(Stored entries)
········
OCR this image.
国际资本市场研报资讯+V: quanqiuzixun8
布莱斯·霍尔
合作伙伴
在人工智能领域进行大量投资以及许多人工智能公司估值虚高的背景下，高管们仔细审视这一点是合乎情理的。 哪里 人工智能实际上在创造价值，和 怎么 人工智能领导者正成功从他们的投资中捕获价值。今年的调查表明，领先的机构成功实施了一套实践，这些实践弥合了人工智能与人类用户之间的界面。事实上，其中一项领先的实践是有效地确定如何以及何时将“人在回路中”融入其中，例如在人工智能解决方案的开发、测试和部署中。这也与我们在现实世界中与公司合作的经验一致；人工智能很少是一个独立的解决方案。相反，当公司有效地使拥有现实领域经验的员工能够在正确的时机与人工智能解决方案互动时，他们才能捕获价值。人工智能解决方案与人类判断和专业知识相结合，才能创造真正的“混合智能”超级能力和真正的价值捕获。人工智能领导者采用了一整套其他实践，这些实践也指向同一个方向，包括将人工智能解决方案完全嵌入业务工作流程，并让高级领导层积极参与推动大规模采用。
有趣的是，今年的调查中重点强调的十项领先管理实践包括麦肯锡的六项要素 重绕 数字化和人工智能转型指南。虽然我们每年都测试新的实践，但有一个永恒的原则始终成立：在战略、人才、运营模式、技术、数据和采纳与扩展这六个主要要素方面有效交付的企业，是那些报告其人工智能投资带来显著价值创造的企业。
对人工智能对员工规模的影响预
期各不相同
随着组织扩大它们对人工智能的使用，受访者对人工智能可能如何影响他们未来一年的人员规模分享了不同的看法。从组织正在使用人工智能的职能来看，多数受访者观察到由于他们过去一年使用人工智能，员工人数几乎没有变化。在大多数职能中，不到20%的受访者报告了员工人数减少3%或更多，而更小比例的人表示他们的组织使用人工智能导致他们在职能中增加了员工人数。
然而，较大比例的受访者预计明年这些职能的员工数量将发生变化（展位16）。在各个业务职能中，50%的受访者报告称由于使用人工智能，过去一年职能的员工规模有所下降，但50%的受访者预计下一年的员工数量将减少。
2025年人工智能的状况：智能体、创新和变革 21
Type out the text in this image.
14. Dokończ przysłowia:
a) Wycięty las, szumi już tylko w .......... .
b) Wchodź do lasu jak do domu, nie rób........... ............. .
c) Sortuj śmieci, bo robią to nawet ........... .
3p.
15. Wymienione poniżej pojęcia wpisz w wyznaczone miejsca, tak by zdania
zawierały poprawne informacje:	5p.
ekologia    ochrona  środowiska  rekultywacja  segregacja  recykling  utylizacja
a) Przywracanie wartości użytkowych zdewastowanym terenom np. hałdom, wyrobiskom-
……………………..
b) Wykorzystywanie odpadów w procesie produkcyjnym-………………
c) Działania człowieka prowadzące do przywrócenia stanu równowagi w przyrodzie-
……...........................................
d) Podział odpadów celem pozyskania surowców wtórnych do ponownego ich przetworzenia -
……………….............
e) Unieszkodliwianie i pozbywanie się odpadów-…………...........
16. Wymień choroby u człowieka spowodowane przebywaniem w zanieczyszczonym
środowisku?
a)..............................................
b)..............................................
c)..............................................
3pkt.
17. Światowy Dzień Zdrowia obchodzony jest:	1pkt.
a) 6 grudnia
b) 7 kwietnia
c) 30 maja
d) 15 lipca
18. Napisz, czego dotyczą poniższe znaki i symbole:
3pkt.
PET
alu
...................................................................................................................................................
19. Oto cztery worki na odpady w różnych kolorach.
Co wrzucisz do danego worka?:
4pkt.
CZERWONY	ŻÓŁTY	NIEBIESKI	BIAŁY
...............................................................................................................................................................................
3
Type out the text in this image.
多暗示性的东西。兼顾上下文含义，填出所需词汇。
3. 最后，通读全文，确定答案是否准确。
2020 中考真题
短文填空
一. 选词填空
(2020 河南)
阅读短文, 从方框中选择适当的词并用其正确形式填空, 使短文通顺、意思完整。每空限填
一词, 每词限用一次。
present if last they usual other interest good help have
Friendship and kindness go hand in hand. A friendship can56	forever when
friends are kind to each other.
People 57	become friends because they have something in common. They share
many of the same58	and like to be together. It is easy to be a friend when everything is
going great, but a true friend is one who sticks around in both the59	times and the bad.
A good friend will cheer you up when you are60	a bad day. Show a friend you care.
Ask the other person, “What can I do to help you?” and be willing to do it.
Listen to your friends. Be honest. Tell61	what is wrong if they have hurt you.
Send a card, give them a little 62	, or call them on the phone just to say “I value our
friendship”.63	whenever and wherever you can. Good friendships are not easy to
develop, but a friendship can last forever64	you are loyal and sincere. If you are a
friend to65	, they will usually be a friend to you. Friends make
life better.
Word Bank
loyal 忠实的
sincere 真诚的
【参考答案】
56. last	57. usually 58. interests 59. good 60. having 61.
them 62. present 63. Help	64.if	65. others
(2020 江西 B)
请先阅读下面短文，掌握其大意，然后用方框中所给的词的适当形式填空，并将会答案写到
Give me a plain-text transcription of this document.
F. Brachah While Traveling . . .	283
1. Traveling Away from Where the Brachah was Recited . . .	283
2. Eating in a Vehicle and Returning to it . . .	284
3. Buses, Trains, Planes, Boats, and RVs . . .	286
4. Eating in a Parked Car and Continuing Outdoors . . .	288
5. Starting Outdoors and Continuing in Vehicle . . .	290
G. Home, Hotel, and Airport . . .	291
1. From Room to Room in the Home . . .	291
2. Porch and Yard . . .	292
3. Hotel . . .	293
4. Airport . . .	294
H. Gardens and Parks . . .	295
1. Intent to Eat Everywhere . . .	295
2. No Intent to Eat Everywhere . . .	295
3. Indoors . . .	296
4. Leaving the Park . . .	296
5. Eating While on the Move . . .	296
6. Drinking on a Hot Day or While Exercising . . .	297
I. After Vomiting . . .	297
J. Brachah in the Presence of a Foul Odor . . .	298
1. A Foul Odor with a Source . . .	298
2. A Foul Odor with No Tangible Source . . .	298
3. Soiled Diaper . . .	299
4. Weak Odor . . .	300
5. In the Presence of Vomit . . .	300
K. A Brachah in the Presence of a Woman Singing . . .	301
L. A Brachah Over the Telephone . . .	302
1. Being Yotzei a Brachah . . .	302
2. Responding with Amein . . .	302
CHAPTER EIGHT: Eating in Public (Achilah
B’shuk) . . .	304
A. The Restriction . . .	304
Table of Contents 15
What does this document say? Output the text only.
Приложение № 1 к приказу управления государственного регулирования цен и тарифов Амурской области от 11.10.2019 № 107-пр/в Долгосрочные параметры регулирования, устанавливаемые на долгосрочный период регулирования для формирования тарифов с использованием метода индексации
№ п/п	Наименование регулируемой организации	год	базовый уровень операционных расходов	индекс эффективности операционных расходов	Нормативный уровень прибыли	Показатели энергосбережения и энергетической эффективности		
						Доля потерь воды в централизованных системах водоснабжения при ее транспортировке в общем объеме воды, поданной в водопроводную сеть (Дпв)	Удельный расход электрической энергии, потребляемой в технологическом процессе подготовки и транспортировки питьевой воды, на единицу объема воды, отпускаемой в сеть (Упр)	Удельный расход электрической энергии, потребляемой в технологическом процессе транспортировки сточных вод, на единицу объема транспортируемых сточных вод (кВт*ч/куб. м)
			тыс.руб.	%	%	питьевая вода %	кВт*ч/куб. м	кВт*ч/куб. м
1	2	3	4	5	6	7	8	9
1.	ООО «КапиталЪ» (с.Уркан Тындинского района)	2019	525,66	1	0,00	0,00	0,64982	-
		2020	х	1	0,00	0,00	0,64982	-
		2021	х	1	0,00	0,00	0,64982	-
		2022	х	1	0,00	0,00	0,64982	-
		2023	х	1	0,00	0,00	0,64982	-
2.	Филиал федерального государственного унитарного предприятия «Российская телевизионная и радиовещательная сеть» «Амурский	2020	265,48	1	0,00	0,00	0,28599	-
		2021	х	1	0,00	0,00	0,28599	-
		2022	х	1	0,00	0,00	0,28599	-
········
Identify and list each line with the word "Continuing".

:: RESULT BELOW ::
4. Eating in a Parked Car and Continuing Outdoors . . .	288
5. Starting Outdoors and Continuing in Vehicle . . .	290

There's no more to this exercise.